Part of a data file

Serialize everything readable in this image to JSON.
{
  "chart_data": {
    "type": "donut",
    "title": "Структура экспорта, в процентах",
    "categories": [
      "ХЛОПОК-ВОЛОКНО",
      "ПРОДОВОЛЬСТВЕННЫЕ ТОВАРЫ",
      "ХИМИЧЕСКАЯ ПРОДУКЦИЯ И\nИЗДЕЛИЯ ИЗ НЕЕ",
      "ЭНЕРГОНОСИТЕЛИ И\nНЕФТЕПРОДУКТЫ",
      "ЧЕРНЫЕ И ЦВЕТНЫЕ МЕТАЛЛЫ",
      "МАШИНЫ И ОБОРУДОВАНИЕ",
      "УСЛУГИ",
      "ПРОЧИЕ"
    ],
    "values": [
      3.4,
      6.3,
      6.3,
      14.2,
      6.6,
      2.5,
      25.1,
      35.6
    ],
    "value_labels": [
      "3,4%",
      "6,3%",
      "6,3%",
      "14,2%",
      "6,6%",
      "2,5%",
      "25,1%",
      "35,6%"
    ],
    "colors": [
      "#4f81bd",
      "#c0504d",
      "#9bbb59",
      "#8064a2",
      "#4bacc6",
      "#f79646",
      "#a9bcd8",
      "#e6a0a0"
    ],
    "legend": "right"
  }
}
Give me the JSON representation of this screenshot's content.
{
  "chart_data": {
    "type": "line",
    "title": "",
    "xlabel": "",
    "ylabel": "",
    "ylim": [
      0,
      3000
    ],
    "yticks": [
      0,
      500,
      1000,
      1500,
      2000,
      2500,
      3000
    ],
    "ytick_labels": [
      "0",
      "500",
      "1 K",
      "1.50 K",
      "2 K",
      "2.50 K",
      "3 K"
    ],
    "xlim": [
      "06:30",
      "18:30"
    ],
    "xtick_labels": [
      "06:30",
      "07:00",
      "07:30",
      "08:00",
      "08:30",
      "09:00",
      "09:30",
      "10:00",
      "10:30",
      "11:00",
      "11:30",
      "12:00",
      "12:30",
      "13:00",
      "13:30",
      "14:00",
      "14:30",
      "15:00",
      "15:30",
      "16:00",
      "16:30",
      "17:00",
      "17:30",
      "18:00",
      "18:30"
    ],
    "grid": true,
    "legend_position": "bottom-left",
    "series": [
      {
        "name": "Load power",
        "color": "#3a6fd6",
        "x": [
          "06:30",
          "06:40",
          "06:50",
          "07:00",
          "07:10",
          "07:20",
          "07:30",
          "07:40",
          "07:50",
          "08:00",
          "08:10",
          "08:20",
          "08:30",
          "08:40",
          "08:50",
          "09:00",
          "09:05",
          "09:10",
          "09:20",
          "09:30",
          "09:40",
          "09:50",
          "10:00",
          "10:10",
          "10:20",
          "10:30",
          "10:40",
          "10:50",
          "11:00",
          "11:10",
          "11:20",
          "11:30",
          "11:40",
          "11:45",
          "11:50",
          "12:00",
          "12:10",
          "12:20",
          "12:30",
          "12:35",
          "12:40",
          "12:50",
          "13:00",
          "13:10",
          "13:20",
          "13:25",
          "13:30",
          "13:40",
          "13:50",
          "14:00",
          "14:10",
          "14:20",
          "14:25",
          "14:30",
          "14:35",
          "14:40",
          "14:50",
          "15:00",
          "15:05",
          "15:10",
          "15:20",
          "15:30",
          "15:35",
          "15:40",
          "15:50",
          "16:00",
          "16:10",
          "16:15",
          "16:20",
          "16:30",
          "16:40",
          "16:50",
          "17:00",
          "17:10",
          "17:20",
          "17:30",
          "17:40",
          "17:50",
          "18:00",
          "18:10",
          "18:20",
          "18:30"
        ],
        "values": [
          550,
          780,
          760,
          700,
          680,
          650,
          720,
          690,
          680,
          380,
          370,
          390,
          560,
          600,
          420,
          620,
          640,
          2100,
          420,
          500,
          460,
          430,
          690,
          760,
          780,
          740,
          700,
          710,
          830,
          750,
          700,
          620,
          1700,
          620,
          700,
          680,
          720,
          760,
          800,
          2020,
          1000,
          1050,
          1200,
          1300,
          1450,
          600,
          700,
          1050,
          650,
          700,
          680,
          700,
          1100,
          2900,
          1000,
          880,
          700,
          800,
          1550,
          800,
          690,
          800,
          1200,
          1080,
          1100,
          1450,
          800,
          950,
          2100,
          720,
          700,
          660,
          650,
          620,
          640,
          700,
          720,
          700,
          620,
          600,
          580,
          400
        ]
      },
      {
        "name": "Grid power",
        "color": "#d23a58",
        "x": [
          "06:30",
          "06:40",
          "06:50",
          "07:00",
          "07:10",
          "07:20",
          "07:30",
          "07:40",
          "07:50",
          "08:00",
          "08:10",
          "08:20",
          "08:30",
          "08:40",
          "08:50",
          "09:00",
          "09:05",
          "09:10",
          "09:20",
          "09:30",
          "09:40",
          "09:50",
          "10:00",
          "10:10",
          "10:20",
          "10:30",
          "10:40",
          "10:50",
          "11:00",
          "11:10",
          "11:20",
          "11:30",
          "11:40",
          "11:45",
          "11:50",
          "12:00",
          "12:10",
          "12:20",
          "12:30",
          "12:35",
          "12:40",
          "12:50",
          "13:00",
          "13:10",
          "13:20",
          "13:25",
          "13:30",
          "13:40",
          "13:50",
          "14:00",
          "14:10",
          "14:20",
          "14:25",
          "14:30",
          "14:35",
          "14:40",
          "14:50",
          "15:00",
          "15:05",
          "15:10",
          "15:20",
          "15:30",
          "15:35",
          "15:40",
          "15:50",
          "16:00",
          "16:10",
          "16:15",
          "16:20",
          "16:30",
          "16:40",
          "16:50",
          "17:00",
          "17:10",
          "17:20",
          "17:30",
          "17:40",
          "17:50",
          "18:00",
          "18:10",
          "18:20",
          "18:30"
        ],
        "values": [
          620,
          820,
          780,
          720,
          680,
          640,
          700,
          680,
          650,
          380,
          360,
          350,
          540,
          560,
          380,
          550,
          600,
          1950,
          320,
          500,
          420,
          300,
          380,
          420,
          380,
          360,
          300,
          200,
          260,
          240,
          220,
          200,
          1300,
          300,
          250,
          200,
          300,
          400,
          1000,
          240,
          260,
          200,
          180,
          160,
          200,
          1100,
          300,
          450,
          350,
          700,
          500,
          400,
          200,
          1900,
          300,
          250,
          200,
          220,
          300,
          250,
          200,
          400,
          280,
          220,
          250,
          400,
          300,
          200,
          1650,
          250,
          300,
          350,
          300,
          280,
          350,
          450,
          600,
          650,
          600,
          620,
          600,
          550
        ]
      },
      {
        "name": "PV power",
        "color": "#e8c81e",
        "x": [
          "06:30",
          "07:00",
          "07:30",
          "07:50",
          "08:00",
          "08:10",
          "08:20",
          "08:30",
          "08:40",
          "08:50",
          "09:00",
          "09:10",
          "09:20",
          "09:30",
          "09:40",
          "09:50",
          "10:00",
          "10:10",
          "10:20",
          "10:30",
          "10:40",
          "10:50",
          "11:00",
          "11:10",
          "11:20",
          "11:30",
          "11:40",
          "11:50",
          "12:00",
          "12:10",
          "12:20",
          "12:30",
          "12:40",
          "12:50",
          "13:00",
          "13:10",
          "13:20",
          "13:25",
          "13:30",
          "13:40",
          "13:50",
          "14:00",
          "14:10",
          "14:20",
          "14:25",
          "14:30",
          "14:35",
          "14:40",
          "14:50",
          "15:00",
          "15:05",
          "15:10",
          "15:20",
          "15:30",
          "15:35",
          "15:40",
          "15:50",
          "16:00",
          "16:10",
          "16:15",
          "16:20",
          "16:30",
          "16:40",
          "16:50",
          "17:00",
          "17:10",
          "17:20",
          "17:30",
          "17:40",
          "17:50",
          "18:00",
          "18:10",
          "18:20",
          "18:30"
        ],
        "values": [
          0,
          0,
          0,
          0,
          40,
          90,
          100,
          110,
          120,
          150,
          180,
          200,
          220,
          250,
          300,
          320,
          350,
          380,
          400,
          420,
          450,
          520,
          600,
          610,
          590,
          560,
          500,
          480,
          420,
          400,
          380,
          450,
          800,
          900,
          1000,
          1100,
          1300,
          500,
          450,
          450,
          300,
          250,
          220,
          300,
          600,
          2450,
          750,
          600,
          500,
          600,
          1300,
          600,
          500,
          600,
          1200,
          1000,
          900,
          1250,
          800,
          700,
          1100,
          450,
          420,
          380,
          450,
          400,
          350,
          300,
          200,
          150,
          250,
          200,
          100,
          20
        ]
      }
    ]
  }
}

Set problem: Search the material above for "JSON". Pull out each line where it shows up.

Full response:
Serialize everything readable in this image to JSON.
Give me the JSON representation of this screenshot's content.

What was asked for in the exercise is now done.